# EXERCISE TASK
A single number is the answer here: how many lines of the entries contain "Recommended"?

Collected data entries:
* * * * *
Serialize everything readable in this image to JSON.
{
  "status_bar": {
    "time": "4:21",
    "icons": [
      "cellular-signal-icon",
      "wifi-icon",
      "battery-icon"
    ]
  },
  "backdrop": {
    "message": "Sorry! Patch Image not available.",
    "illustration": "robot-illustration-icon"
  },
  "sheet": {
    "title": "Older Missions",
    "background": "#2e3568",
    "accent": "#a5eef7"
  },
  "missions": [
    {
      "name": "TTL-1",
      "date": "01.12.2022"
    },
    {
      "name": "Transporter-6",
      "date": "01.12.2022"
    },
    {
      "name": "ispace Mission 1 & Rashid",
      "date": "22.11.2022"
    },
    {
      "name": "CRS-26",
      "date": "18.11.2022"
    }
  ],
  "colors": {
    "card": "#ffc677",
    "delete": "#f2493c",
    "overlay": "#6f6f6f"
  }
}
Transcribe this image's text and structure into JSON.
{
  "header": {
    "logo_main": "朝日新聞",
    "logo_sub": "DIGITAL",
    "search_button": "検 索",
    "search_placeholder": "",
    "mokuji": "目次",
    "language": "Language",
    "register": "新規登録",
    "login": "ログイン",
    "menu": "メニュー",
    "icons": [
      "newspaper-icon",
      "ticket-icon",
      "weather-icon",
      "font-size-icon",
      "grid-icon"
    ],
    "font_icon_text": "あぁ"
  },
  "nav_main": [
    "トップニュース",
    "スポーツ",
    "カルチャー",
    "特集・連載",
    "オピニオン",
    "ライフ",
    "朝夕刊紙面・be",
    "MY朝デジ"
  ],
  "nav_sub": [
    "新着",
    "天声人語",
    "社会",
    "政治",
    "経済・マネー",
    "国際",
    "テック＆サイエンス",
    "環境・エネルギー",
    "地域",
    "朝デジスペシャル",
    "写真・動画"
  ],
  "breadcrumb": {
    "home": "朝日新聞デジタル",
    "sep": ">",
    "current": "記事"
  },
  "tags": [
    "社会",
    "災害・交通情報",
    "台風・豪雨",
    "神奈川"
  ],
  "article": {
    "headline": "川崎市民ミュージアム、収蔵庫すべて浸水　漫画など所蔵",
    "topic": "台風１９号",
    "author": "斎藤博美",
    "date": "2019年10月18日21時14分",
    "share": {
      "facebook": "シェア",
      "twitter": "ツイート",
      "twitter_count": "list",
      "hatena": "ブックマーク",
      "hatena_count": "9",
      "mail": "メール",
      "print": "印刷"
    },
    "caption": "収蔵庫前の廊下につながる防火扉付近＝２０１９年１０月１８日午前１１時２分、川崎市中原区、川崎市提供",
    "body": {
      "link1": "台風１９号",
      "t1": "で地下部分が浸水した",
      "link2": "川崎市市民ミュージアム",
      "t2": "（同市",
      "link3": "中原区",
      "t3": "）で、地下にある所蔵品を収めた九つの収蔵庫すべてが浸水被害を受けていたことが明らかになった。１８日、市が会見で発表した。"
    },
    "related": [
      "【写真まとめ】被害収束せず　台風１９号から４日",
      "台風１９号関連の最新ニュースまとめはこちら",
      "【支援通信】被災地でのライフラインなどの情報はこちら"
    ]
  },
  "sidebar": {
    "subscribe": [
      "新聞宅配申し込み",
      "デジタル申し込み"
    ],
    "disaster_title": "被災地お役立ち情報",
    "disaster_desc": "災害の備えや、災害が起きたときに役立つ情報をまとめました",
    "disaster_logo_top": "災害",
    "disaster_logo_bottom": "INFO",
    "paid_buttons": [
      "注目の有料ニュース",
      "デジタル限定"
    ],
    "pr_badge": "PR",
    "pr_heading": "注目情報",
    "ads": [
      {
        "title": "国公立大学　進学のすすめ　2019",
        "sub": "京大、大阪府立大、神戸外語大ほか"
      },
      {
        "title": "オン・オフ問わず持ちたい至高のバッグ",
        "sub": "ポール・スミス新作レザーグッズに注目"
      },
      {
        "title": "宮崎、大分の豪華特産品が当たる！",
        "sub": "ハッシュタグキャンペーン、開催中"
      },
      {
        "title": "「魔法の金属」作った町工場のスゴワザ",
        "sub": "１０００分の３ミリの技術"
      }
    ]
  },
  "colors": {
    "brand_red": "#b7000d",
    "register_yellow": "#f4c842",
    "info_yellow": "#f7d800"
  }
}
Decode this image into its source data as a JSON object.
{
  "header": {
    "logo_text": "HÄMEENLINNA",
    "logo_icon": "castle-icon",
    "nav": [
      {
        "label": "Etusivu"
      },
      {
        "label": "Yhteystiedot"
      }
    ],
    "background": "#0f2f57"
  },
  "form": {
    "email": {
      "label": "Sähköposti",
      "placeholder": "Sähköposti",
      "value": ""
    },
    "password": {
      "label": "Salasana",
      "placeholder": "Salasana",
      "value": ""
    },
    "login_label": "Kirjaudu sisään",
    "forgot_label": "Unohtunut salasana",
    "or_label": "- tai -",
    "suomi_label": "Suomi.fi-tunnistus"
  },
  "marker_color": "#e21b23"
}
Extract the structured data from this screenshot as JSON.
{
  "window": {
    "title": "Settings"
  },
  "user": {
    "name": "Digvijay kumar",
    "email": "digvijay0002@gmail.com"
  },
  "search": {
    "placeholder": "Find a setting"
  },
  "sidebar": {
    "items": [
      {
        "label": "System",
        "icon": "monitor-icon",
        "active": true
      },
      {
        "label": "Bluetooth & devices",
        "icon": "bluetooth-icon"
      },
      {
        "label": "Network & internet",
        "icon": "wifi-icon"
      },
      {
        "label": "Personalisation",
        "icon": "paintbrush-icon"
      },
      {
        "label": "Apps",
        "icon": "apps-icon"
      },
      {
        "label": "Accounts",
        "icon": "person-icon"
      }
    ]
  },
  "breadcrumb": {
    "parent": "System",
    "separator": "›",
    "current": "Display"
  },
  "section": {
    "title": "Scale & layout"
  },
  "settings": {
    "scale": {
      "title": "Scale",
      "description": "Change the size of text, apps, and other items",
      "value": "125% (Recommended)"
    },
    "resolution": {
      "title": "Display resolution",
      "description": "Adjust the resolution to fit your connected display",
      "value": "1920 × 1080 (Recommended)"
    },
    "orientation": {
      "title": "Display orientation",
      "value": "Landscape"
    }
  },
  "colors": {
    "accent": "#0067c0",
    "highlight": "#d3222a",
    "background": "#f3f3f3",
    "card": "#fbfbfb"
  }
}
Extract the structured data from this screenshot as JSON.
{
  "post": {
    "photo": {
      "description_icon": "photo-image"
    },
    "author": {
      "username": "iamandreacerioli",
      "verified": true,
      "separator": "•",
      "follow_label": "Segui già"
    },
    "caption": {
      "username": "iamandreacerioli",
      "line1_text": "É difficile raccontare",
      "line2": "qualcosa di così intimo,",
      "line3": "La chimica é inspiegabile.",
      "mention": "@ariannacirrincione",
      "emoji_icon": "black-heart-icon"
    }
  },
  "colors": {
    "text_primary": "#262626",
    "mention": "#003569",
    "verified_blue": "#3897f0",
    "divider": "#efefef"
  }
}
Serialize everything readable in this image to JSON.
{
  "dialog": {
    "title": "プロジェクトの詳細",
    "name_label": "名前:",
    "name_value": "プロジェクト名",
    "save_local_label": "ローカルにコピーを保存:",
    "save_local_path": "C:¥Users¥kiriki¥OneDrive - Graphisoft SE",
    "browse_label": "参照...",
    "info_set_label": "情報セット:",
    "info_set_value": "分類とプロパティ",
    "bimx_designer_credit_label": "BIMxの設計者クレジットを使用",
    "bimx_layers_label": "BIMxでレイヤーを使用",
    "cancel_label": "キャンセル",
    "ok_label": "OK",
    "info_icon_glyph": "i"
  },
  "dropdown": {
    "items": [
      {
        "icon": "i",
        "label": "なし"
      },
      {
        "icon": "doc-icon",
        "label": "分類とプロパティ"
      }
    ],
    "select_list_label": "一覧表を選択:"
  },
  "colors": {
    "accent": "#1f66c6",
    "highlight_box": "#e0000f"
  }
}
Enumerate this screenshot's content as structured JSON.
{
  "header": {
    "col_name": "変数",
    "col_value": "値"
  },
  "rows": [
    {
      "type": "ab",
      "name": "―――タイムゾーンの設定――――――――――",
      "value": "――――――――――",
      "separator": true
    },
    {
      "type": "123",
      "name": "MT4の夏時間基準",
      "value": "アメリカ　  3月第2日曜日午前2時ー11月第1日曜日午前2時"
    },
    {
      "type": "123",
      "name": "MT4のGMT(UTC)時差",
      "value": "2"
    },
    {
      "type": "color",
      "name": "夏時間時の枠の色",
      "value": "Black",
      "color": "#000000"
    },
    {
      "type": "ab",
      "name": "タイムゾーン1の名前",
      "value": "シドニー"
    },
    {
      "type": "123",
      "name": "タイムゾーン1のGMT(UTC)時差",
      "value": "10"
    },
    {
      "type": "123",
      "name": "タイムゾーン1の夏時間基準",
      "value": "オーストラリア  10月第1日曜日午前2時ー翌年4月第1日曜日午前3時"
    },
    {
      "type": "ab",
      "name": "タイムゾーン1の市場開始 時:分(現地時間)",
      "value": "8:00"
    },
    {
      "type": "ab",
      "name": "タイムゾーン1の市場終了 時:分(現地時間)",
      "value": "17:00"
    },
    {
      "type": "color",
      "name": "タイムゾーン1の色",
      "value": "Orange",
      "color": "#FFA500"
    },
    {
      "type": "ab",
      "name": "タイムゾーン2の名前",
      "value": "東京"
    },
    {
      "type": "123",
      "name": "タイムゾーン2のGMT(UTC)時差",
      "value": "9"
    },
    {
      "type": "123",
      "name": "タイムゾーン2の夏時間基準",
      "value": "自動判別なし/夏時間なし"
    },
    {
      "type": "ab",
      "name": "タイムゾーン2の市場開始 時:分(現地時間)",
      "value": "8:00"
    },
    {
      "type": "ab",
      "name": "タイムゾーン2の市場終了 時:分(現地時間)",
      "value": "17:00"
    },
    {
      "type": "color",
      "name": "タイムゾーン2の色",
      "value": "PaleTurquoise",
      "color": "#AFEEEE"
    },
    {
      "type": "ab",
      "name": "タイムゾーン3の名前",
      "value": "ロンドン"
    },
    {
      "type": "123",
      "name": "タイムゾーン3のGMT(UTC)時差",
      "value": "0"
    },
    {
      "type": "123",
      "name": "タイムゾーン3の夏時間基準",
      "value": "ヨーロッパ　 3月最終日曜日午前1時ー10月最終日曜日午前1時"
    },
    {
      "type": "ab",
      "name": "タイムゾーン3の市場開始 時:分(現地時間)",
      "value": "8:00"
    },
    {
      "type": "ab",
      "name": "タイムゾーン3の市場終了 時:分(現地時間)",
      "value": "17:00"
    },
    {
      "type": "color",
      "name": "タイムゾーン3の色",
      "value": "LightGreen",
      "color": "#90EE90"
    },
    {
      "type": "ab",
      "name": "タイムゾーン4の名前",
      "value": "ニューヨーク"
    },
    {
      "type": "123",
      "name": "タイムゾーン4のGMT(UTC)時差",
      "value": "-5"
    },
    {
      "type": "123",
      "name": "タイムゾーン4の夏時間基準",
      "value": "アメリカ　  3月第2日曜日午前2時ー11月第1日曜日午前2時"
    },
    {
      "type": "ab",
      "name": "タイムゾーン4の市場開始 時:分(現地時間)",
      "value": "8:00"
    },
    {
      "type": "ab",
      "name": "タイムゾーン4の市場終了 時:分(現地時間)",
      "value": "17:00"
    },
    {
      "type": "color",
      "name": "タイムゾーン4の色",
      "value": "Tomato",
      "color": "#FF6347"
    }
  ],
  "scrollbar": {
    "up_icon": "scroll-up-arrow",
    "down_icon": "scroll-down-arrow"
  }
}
* * * * *
# TASK SOLUTION
2